:: Stored data ::
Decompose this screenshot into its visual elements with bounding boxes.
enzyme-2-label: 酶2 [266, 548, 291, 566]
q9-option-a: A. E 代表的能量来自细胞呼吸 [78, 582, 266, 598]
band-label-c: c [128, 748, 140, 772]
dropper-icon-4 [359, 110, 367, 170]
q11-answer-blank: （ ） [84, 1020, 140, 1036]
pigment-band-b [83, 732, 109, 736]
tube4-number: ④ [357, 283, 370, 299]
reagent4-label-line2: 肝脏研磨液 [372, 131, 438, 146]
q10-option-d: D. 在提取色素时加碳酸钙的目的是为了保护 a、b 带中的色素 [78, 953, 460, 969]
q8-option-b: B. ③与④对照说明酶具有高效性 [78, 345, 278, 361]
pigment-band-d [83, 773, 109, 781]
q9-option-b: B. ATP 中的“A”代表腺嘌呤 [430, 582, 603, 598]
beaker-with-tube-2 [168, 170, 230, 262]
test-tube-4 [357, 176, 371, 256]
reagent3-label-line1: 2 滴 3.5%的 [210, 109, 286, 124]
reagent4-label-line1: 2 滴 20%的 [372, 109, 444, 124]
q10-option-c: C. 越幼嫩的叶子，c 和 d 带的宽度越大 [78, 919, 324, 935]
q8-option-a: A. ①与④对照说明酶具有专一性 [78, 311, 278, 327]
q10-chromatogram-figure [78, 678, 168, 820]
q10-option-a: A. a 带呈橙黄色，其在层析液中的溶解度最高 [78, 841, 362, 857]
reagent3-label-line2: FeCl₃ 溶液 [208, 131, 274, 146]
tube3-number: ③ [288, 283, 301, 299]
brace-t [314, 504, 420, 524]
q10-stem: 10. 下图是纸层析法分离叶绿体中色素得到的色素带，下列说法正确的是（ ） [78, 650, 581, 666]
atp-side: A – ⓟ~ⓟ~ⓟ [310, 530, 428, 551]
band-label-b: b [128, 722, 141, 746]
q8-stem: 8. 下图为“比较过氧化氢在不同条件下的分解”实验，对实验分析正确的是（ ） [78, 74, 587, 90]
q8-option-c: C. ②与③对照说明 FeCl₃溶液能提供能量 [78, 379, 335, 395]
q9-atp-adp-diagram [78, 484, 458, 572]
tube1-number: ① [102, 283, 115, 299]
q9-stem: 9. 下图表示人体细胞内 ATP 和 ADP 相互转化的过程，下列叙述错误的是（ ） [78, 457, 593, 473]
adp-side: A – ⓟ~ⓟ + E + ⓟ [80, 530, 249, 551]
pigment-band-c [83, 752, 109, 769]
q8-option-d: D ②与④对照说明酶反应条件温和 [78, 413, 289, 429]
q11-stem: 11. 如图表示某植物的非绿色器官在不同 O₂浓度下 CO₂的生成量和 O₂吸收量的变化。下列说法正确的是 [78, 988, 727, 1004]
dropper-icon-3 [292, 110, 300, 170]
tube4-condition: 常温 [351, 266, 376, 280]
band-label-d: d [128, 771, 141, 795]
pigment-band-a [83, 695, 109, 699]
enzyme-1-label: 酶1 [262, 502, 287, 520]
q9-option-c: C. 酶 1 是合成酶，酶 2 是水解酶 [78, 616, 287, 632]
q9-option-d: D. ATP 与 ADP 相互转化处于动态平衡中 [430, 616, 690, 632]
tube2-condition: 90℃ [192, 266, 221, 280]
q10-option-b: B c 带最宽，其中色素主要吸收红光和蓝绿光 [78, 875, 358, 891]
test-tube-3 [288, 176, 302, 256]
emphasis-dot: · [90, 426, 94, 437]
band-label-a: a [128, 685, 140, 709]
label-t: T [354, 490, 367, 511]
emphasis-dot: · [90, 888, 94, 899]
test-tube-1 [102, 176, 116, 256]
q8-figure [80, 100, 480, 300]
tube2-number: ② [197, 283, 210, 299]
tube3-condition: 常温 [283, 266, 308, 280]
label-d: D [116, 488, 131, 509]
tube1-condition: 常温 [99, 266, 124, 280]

:: Your assignment ::
Would you please repeat all the entries exactly as written?

:: Completed exercise ::
Decompose this screenshot into its visual elements with bounding boxes.
enzyme-2-label: 酶2 [266, 548, 291, 566]
q9-option-a: A. E 代表的能量来自细胞呼吸 [78, 582, 266, 598]
band-label-c: c [128, 748, 140, 772]
dropper-icon-4 [359, 110, 367, 170]
q11-answer-blank: （ ） [84, 1020, 140, 1036]
pigment-band-b [83, 732, 109, 736]
tube4-number: ④ [357, 283, 370, 299]
reagent4-label-line2: 肝脏研磨液 [372, 131, 438, 146]
q10-option-d: D. 在提取色素时加碳酸钙的目的是为了保护 a、b 带中的色素 [78, 953, 460, 969]
q8-option-b: B. ③与④对照说明酶具有高效性 [78, 345, 278, 361]
pigment-band-d [83, 773, 109, 781]
q9-option-b: B. ATP 中的“A”代表腺嘌呤 [430, 582, 603, 598]
beaker-with-tube-2 [168, 170, 230, 262]
test-tube-4 [357, 176, 371, 256]
reagent3-label-line1: 2 滴 3.5%的 [210, 109, 286, 124]
reagent4-label-line1: 2 滴 20%的 [372, 109, 444, 124]
q10-option-c: C. 越幼嫩的叶子，c 和 d 带的宽度越大 [78, 919, 324, 935]
q8-option-a: A. ①与④对照说明酶具有专一性 [78, 311, 278, 327]
q10-chromatogram-figure [78, 678, 168, 820]
q10-option-a: A. a 带呈橙黄色，其在层析液中的溶解度最高 [78, 841, 362, 857]
reagent3-label-line2: FeCl₃ 溶液 [208, 131, 274, 146]
tube3-number: ③ [288, 283, 301, 299]
brace-t [314, 504, 420, 524]
q10-stem: 10. 下图是纸层析法分离叶绿体中色素得到的色素带，下列说法正确的是（ ） [78, 650, 581, 666]
atp-side: A – ⓟ~ⓟ~ⓟ [310, 530, 428, 551]
band-label-b: b [128, 722, 141, 746]
q8-stem: 8. 下图为“比较过氧化氢在不同条件下的分解”实验，对实验分析正确的是（ ） [78, 74, 587, 90]
q8-option-c: C. ②与③对照说明 FeCl₃溶液能提供能量 [78, 379, 335, 395]
q9-atp-adp-diagram [78, 484, 458, 572]
tube1-number: ① [102, 283, 115, 299]
q9-stem: 9. 下图表示人体细胞内 ATP 和 ADP 相互转化的过程，下列叙述错误的是（ ） [78, 457, 593, 473]
adp-side: A – ⓟ~ⓟ + E + ⓟ [80, 530, 249, 551]
pigment-band-c [83, 752, 109, 769]
q8-option-d: D ②与④对照说明酶反应条件温和 [78, 413, 289, 429]
q11-stem: 11. 如图表示某植物的非绿色器官在不同 O₂浓度下 CO₂的生成量和 O₂吸收量的变化。下列说法正确的是 [78, 988, 727, 1004]
dropper-icon-3 [292, 110, 300, 170]
tube4-condition: 常温 [351, 266, 376, 280]
band-label-d: d [128, 771, 141, 795]
pigment-band-a [83, 695, 109, 699]
enzyme-1-label: 酶1 [262, 502, 287, 520]
q9-option-c: C. 酶 1 是合成酶，酶 2 是水解酶 [78, 616, 287, 632]
q9-option-d: D. ATP 与 ADP 相互转化处于动态平衡中 [430, 616, 690, 632]
tube2-condition: 90℃ [192, 266, 221, 280]
q10-option-b: B c 带最宽，其中色素主要吸收红光和蓝绿光 [78, 875, 358, 891]
test-tube-3 [288, 176, 302, 256]
emphasis-dot: · [90, 426, 94, 437]
band-label-a: a [128, 685, 140, 709]
label-t: T [354, 490, 367, 511]
emphasis-dot: · [90, 888, 94, 899]
test-tube-1 [102, 176, 116, 256]
q8-figure [80, 100, 480, 300]
tube2-number: ② [197, 283, 210, 299]
tube3-condition: 常温 [283, 266, 308, 280]
label-d: D [116, 488, 131, 509]
tube1-condition: 常温 [99, 266, 124, 280]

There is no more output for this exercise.